--- Exercise data ---

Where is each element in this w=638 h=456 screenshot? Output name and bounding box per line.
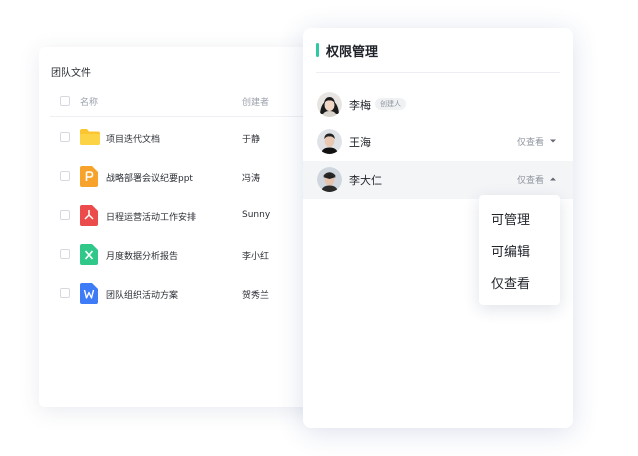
file-creator: 冯涛 bbox=[242, 174, 261, 184]
column-header-name[interactable]: 名称 bbox=[80, 95, 98, 108]
member-row: 李大仁 仅查看 bbox=[303, 161, 573, 199]
table-row[interactable]: 项目迭代文档 于静 bbox=[50, 118, 339, 156]
stage: 团队文件 名称 创建者 项目迭代文档 于静 战略部署会议纪要ppt 冯涛 日程运… bbox=[0, 0, 638, 456]
file-creator: 李小红 bbox=[242, 252, 270, 262]
member-row: 王海 仅查看 bbox=[303, 123, 573, 161]
avatar bbox=[317, 167, 342, 192]
row-checkbox[interactable] bbox=[60, 210, 70, 220]
role-select[interactable]: 仅查看 bbox=[517, 173, 544, 186]
role-dropdown-menu: 可管理 可编辑 仅查看 bbox=[479, 195, 560, 305]
files-table-header: 名称 创建者 bbox=[50, 94, 339, 117]
avatar bbox=[317, 92, 342, 117]
role-select[interactable]: 仅查看 bbox=[517, 135, 544, 148]
file-creator: 于静 bbox=[242, 135, 261, 145]
pdf-file-icon bbox=[80, 205, 98, 226]
member-row: 李梅 创建人 bbox=[303, 86, 573, 124]
word-file-icon bbox=[80, 283, 98, 304]
ppt-file-icon bbox=[80, 166, 98, 187]
table-row[interactable]: 团队组织活动方案 贺秀兰 bbox=[50, 274, 339, 312]
column-header-creator[interactable]: 创建者 bbox=[242, 95, 269, 108]
member-name: 王海 bbox=[349, 136, 371, 149]
creator-badge: 创建人 bbox=[375, 98, 406, 110]
file-name[interactable]: 日程运营活动工作安排 bbox=[106, 210, 196, 223]
chevron-up-icon[interactable] bbox=[549, 176, 557, 182]
table-row[interactable]: 月度数据分析报告 李小红 bbox=[50, 235, 339, 273]
row-checkbox[interactable] bbox=[60, 288, 70, 298]
team-files-panel: 团队文件 名称 创建者 项目迭代文档 于静 战略部署会议纪要ppt 冯涛 日程运… bbox=[39, 47, 339, 407]
chevron-down-icon[interactable] bbox=[549, 138, 557, 144]
file-creator: 贺秀兰 bbox=[242, 291, 270, 301]
dropdown-option-manage[interactable]: 可管理 bbox=[491, 209, 530, 228]
select-all-checkbox[interactable] bbox=[60, 96, 70, 106]
divider bbox=[316, 72, 560, 73]
member-name: 李梅 bbox=[349, 99, 371, 112]
avatar bbox=[317, 129, 342, 154]
folder-icon bbox=[80, 129, 100, 145]
member-name: 李大仁 bbox=[349, 174, 382, 187]
table-row[interactable]: 日程运营活动工作安排 Sunny bbox=[50, 196, 339, 234]
file-name[interactable]: 月度数据分析报告 bbox=[106, 249, 178, 262]
file-name[interactable]: 项目迭代文档 bbox=[106, 132, 160, 145]
files-panel-title: 团队文件 bbox=[51, 68, 91, 79]
file-name[interactable]: 战略部署会议纪要ppt bbox=[106, 171, 193, 184]
title-accent-bar bbox=[316, 43, 319, 57]
row-checkbox[interactable] bbox=[60, 171, 70, 181]
file-creator: Sunny bbox=[242, 210, 271, 220]
file-name[interactable]: 团队组织活动方案 bbox=[106, 288, 178, 301]
permission-panel-title: 权限管理 bbox=[326, 45, 379, 60]
row-checkbox[interactable] bbox=[60, 249, 70, 259]
table-row[interactable]: 战略部署会议纪要ppt 冯涛 bbox=[50, 157, 339, 195]
dropdown-option-view-only[interactable]: 仅查看 bbox=[491, 273, 530, 292]
excel-file-icon bbox=[80, 244, 98, 265]
row-checkbox[interactable] bbox=[60, 132, 70, 142]
dropdown-option-edit[interactable]: 可编辑 bbox=[491, 241, 530, 260]
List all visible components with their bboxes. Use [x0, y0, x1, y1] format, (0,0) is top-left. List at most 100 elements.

---

## [Written problem]
Rewrite the records from the line that has "file-creator: 冯涛 bbox=[242, 174, 261, 184]" through the line that has "member-name: 王海 bbox=[349, 136, 371, 149]", replacing "role-select" with "permission-select" and leaving everything else as it is.

## [Answer to the exercise]
file-creator: 冯涛 bbox=[242, 174, 261, 184]
column-header-name[interactable]: 名称 bbox=[80, 95, 98, 108]
member-row: 李大仁 仅查看 bbox=[303, 161, 573, 199]
table-row[interactable]: 项目迭代文档 于静 bbox=[50, 118, 339, 156]
stage: 团队文件 名称 创建者 项目迭代文档 于静 战略部署会议纪要ppt 冯涛 日程运… bbox=[0, 0, 638, 456]
file-creator: 李小红 bbox=[242, 252, 270, 262]
member-row: 王海 仅查看 bbox=[303, 123, 573, 161]
avatar bbox=[317, 167, 342, 192]
row-checkbox[interactable] bbox=[60, 210, 70, 220]
permission-select[interactable]: 仅查看 bbox=[517, 173, 544, 186]
role-dropdown-menu: 可管理 可编辑 仅查看 bbox=[479, 195, 560, 305]
files-table-header: 名称 创建者 bbox=[50, 94, 339, 117]
avatar bbox=[317, 92, 342, 117]
permission-select[interactable]: 仅查看 bbox=[517, 135, 544, 148]
file-creator: 于静 bbox=[242, 135, 261, 145]
pdf-file-icon bbox=[80, 205, 98, 226]
member-row: 李梅 创建人 bbox=[303, 86, 573, 124]
word-file-icon bbox=[80, 283, 98, 304]
ppt-file-icon bbox=[80, 166, 98, 187]
table-row[interactable]: 团队组织活动方案 贺秀兰 bbox=[50, 274, 339, 312]
column-header-creator[interactable]: 创建者 bbox=[242, 95, 269, 108]
member-name: 王海 bbox=[349, 136, 371, 149]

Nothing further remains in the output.